**DIRECTIONS:** Filter the entries below, keeping every line that has the word "name".

**DATA LISTING:**
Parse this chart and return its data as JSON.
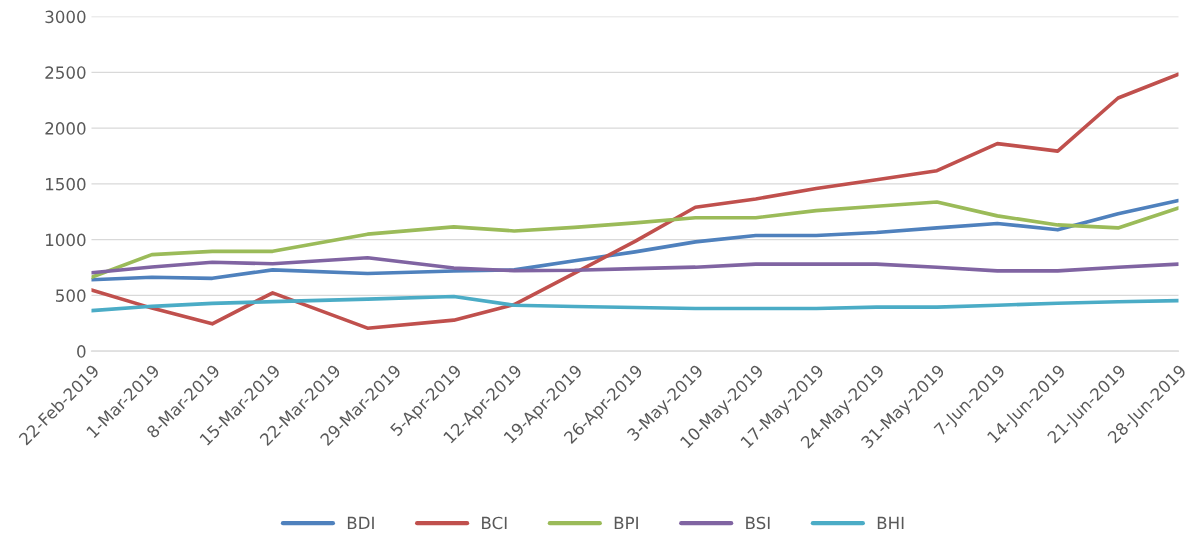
{
  "chart_data": {
    "type": "line",
    "x": [
      "2019-02-22",
      "2019-03-01",
      "2019-03-08",
      "2019-03-15",
      "2019-03-26",
      "2019-04-05",
      "2019-04-12",
      "2019-04-19",
      "2019-04-26",
      "2019-05-03",
      "2019-05-10",
      "2019-05-17",
      "2019-05-24",
      "2019-05-31",
      "2019-06-07",
      "2019-06-14",
      "2019-06-21",
      "2019-06-28"
    ],
    "series": [
      {
        "name": "BDI",
        "color": "#4f81bd",
        "values": [
          640,
          663,
          653,
          729,
          696,
          719,
          729,
          810,
          890,
          980,
          1037,
          1037,
          1064,
          1105,
          1145,
          1088,
          1233,
          1351
        ]
      },
      {
        "name": "BCI",
        "color": "#c0504d",
        "values": [
          549,
          386,
          245,
          523,
          206,
          278,
          418,
          700,
          985,
          1290,
          1365,
          1459,
          1537,
          1618,
          1861,
          1794,
          2270,
          2483
        ]
      },
      {
        "name": "BPI",
        "color": "#9bbb59",
        "values": [
          663,
          866,
          895,
          895,
          1049,
          1114,
          1078,
          1110,
          1150,
          1196,
          1196,
          1260,
          1300,
          1338,
          1213,
          1132,
          1105,
          1284
        ]
      },
      {
        "name": "BSI",
        "color": "#8064a2",
        "values": [
          703,
          755,
          797,
          784,
          837,
          745,
          722,
          725,
          740,
          753,
          780,
          780,
          780,
          753,
          720,
          720,
          753,
          780
        ]
      },
      {
        "name": "BHI",
        "color": "#4bacc6",
        "values": [
          363,
          402,
          428,
          444,
          467,
          490,
          412,
          400,
          392,
          382,
          382,
          382,
          395,
          395,
          412,
          429,
          443,
          453
        ]
      }
    ],
    "xlim": [
      "2019-02-22",
      "2019-06-28"
    ],
    "xticks": [
      {
        "value": "2019-02-22",
        "label": "22-Feb-2019"
      },
      {
        "value": "2019-03-01",
        "label": "1-Mar-2019"
      },
      {
        "value": "2019-03-08",
        "label": "8-Mar-2019"
      },
      {
        "value": "2019-03-15",
        "label": "15-Mar-2019"
      },
      {
        "value": "2019-03-22",
        "label": "22-Mar-2019"
      },
      {
        "value": "2019-03-29",
        "label": "29-Mar-2019"
      },
      {
        "value": "2019-04-05",
        "label": "5-Apr-2019"
      },
      {
        "value": "2019-04-12",
        "label": "12-Apr-2019"
      },
      {
        "value": "2019-04-19",
        "label": "19-Apr-2019"
      },
      {
        "value": "2019-04-26",
        "label": "26-Apr-2019"
      },
      {
        "value": "2019-05-03",
        "label": "3-May-2019"
      },
      {
        "value": "2019-05-10",
        "label": "10-May-2019"
      },
      {
        "value": "2019-05-17",
        "label": "17-May-2019"
      },
      {
        "value": "2019-05-24",
        "label": "24-May-2019"
      },
      {
        "value": "2019-05-31",
        "label": "31-May-2019"
      },
      {
        "value": "2019-06-07",
        "label": "7-Jun-2019"
      },
      {
        "value": "2019-06-14",
        "label": "14-Jun-2019"
      },
      {
        "value": "2019-06-21",
        "label": "21-Jun-2019"
      },
      {
        "value": "2019-06-28",
        "label": "28-Jun-2019"
      }
    ],
    "ylim": [
      0,
      3000
    ],
    "yticks": [
      0,
      500,
      1000,
      1500,
      2000,
      2500,
      3000
    ],
    "grid": "y",
    "legend": "bottom",
    "marker": "none",
    "line_style": "solid"
  }
}
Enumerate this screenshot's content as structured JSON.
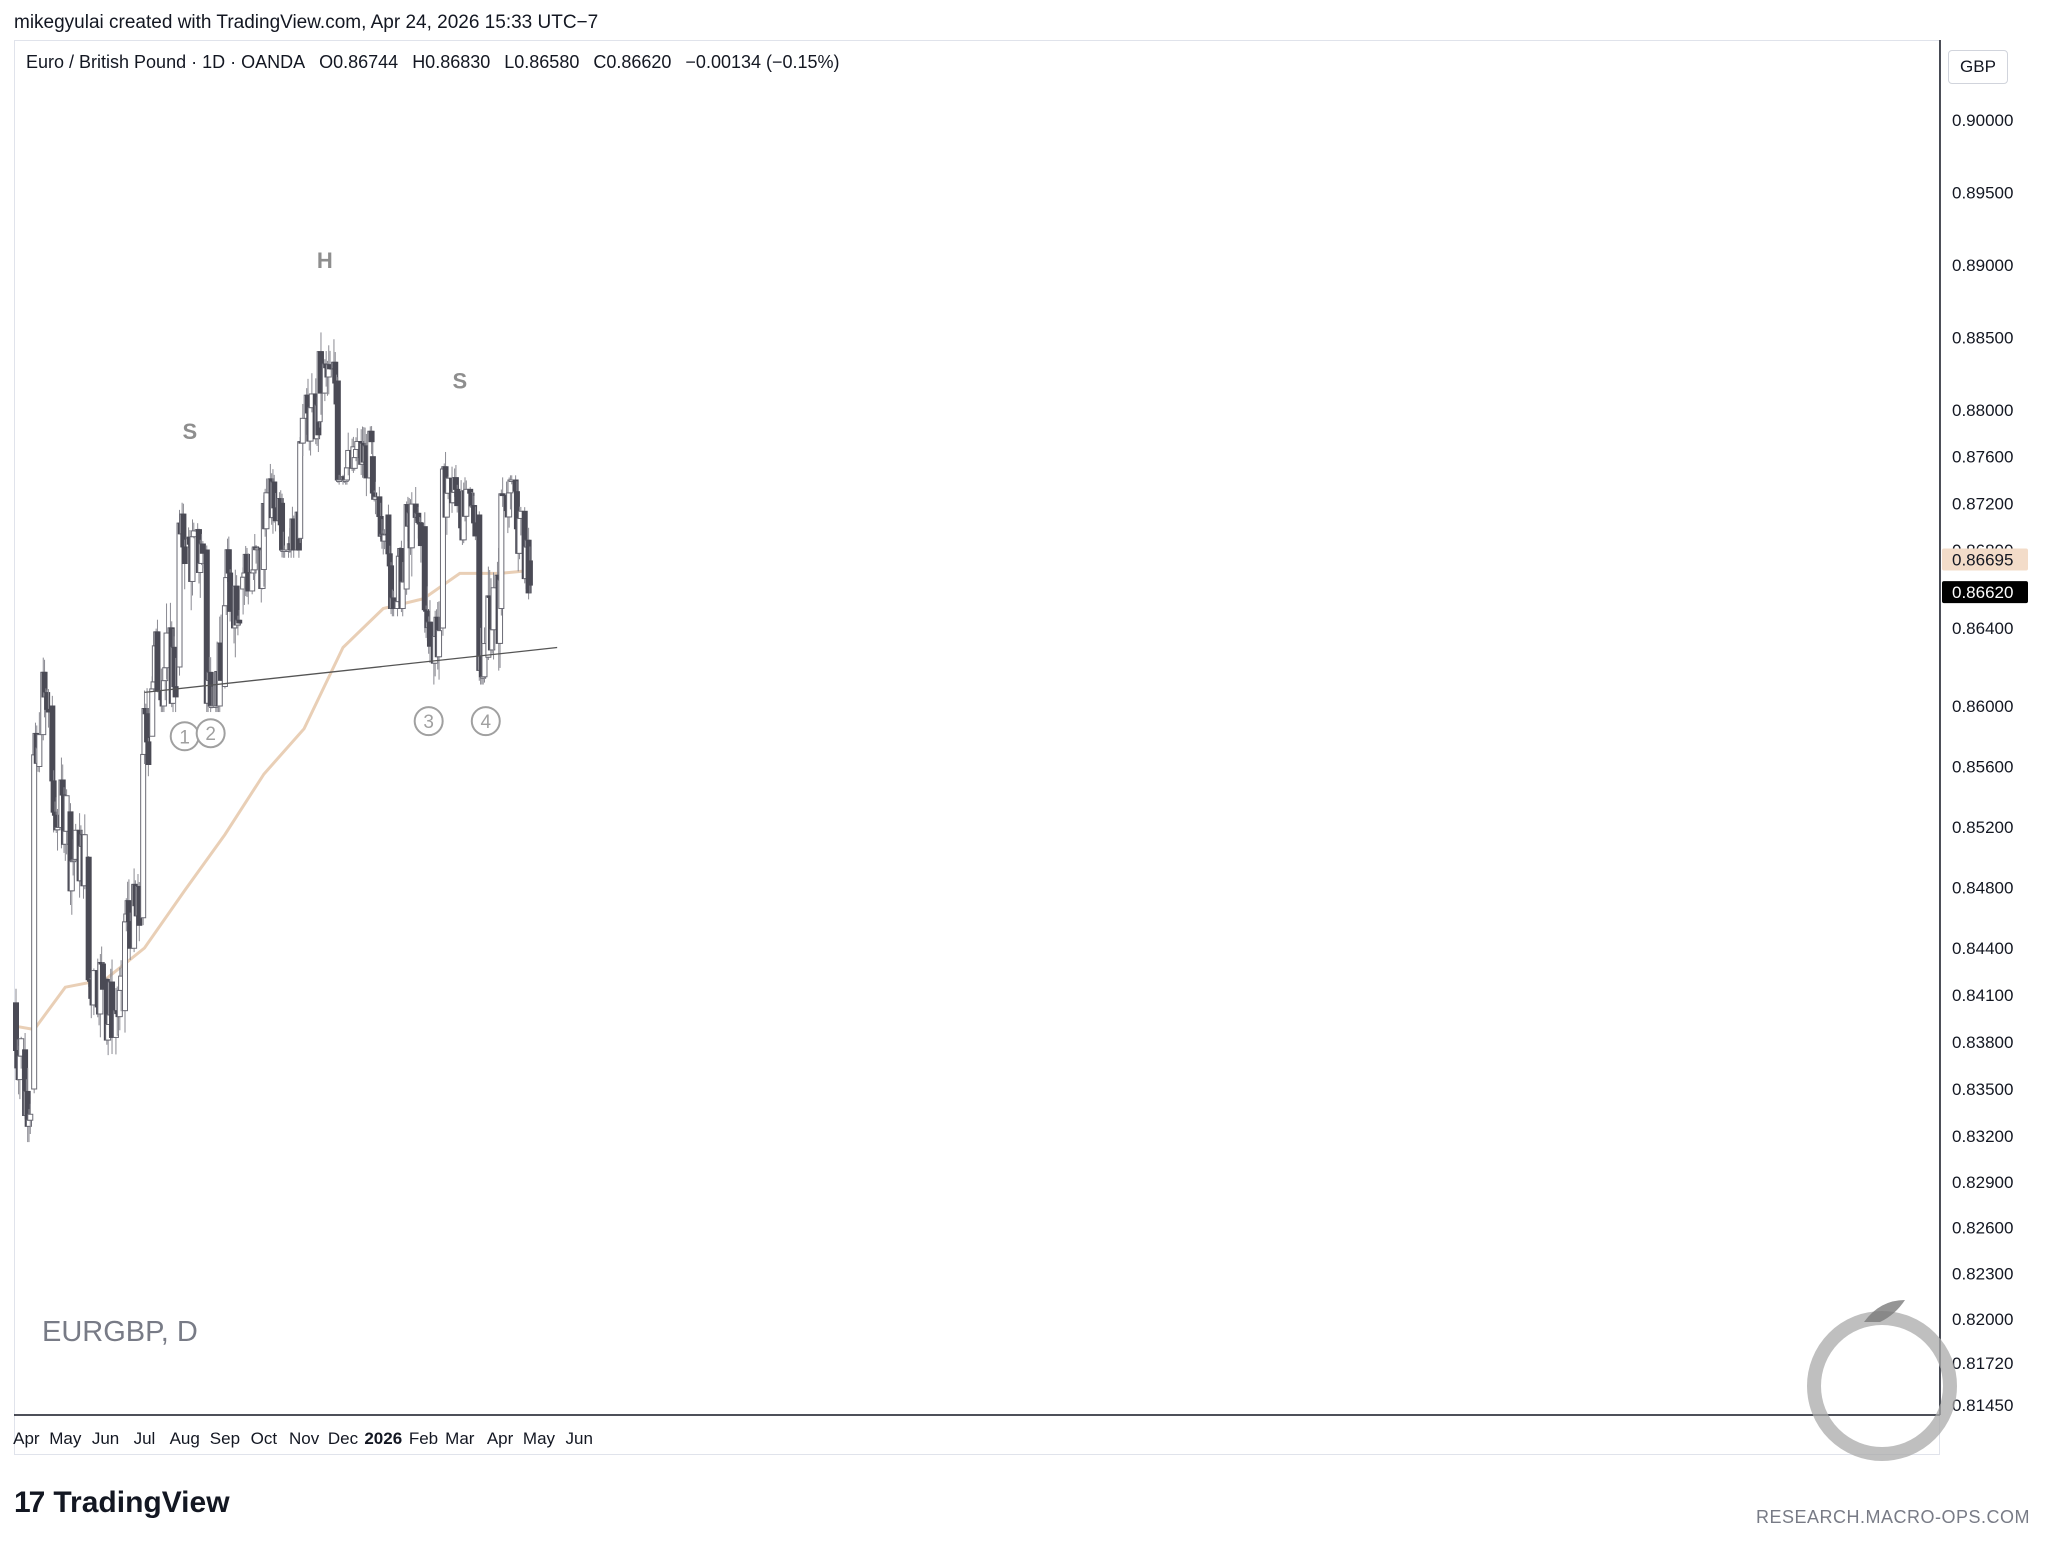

**FULL OUTPUT:**
        "name": "BDI",
        "name": "BCI",
        "name": "BPI",
        "name": "BSI",
        "name": "BHI",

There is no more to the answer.